#### SET EXERCISE:
Pictures do not belong in the copy; restate the records below word for word.

** Start **

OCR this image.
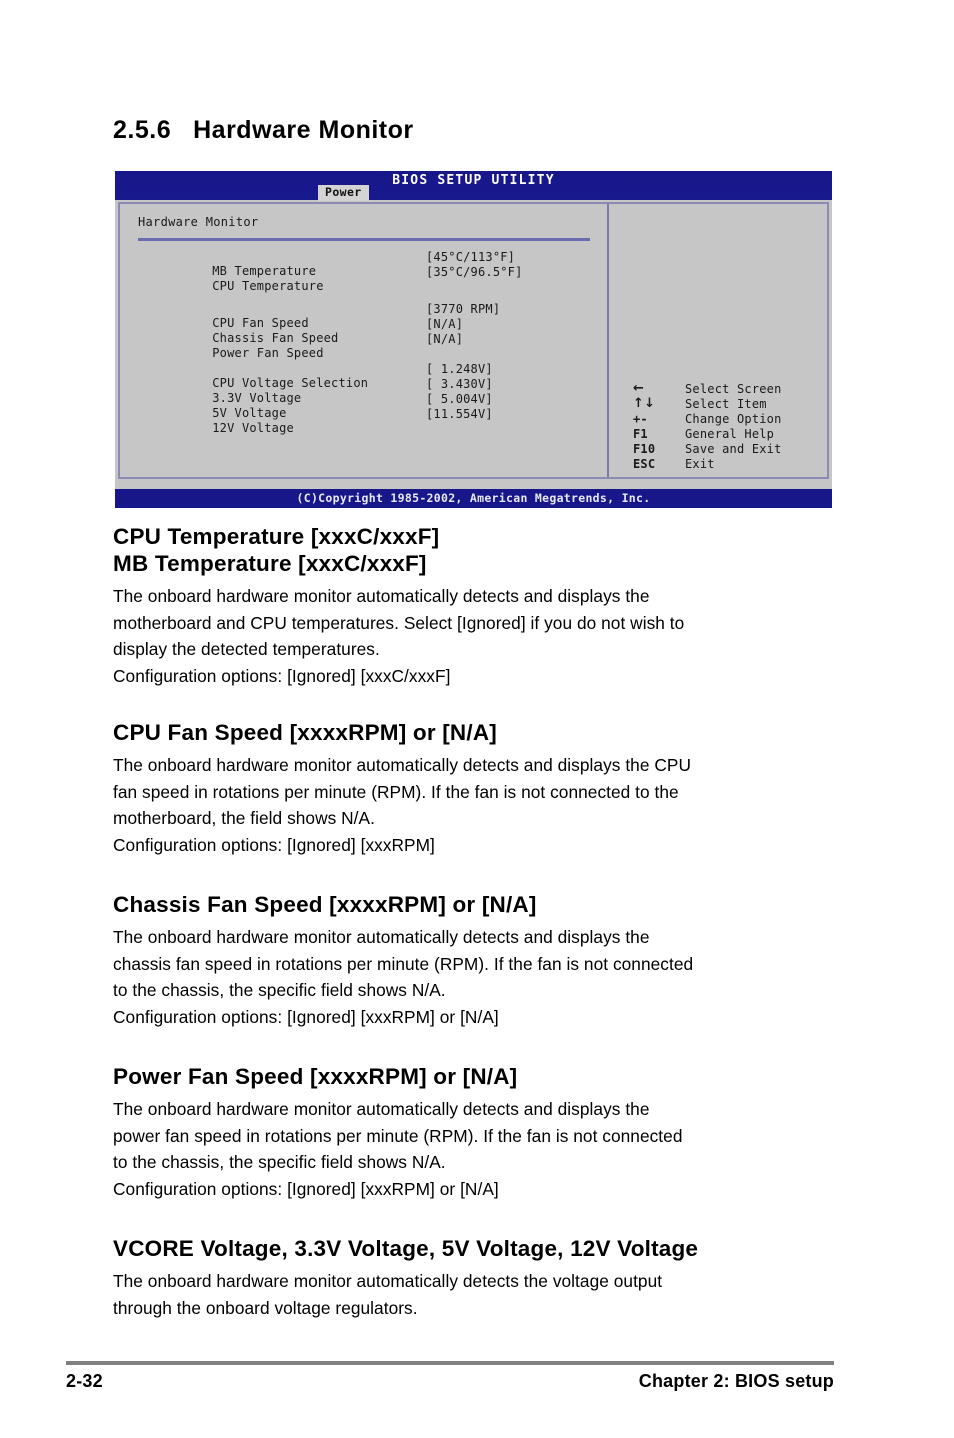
2.5.6 Hardware Monitor
BIOS SETUP UTILITY
Power
Hardware Monitor

MB Temperature

[45°C/113°F]

CPU Temperature

[35°C/96.5°F]

CPU Fan Speed

[3770 RPM]

Chassis Fan Speed

[N/A]

Power Fan Speed

[N/A]

CPU Voltage Selection

[ 1.248V]

3.3V Voltage

[ 3.430V]

5V Voltage

[ 5.004V]

12V Voltage

[11.554V]

←	Select Screen
↑↓	Select Item
+-	Change Option
F1	General Help
F10	Save and Exit
ESC	Exit
(C)Copyright 1985-2002, American Megatrends, Inc.
CPU Temperature [xxxC/xxxF]
MB Temperature [xxxC/xxxF]
The onboard hardware monitor automatically detects and displays the
motherboard and CPU temperatures. Select [Ignored] if you do not wish to
display the detected temperatures.
Configuration options: [Ignored] [xxxC/xxxF]
CPU Fan Speed [xxxxRPM] or [N/A]
The onboard hardware monitor automatically detects and displays the CPU
fan speed in rotations per minute (RPM). If the fan is not connected to the
motherboard, the field shows N/A.
Configuration options: [Ignored] [xxxRPM]
Chassis Fan Speed [xxxxRPM] or [N/A]
The onboard hardware monitor automatically detects and displays the
chassis fan speed in rotations per minute (RPM). If the fan is not connected
to the chassis, the specific field shows N/A.
Configuration options: [Ignored] [xxxRPM] or [N/A]
Power Fan Speed [xxxxRPM] or [N/A]
The onboard hardware monitor automatically detects and displays the
power fan speed in rotations per minute (RPM). If the fan is not connected
to the chassis, the specific field shows N/A.
Configuration options: [Ignored] [xxxRPM] or [N/A]
VCORE Voltage, 3.3V Voltage, 5V Voltage, 12V Voltage
The onboard hardware monitor automatically detects the voltage output
through the onboard voltage regulators.
2-32	Chapter 2: BIOS setup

** End **

#### ANSWER TO THIS PROBLEM:
OCR this image.
2.5.6 Hardware Monitor
BIOS SETUP UTILITY
Power
Hardware Monitor

MB Temperature

[45°C/113°F]

CPU Temperature

[35°C/96.5°F]

CPU Fan Speed

[3770 RPM]

Chassis Fan Speed

[N/A]

Power Fan Speed

[N/A]

CPU Voltage Selection

[ 1.248V]

3.3V Voltage

[ 3.430V]

5V Voltage

[ 5.004V]

12V Voltage

[11.554V]

←	Select Screen
↑↓	Select Item
+-	Change Option
F1	General Help
F10	Save and Exit
ESC	Exit
(C)Copyright 1985-2002, American Megatrends, Inc.
CPU Temperature [xxxC/xxxF]
MB Temperature [xxxC/xxxF]
The onboard hardware monitor automatically detects and displays the
motherboard and CPU temperatures. Select [Ignored] if you do not wish to
display the detected temperatures.
Configuration options: [Ignored] [xxxC/xxxF]
CPU Fan Speed [xxxxRPM] or [N/A]
The onboard hardware monitor automatically detects and displays the CPU
fan speed in rotations per minute (RPM). If the fan is not connected to the
motherboard, the field shows N/A.
Configuration options: [Ignored] [xxxRPM]
Chassis Fan Speed [xxxxRPM] or [N/A]
The onboard hardware monitor automatically detects and displays the
chassis fan speed in rotations per minute (RPM). If the fan is not connected
to the chassis, the specific field shows N/A.
Configuration options: [Ignored] [xxxRPM] or [N/A]
Power Fan Speed [xxxxRPM] or [N/A]
The onboard hardware monitor automatically detects and displays the
power fan speed in rotations per minute (RPM). If the fan is not connected
to the chassis, the specific field shows N/A.
Configuration options: [Ignored] [xxxRPM] or [N/A]
VCORE Voltage, 3.3V Voltage, 5V Voltage, 12V Voltage
The onboard hardware monitor automatically detects the voltage output
through the onboard voltage regulators.
2-32	Chapter 2: BIOS setup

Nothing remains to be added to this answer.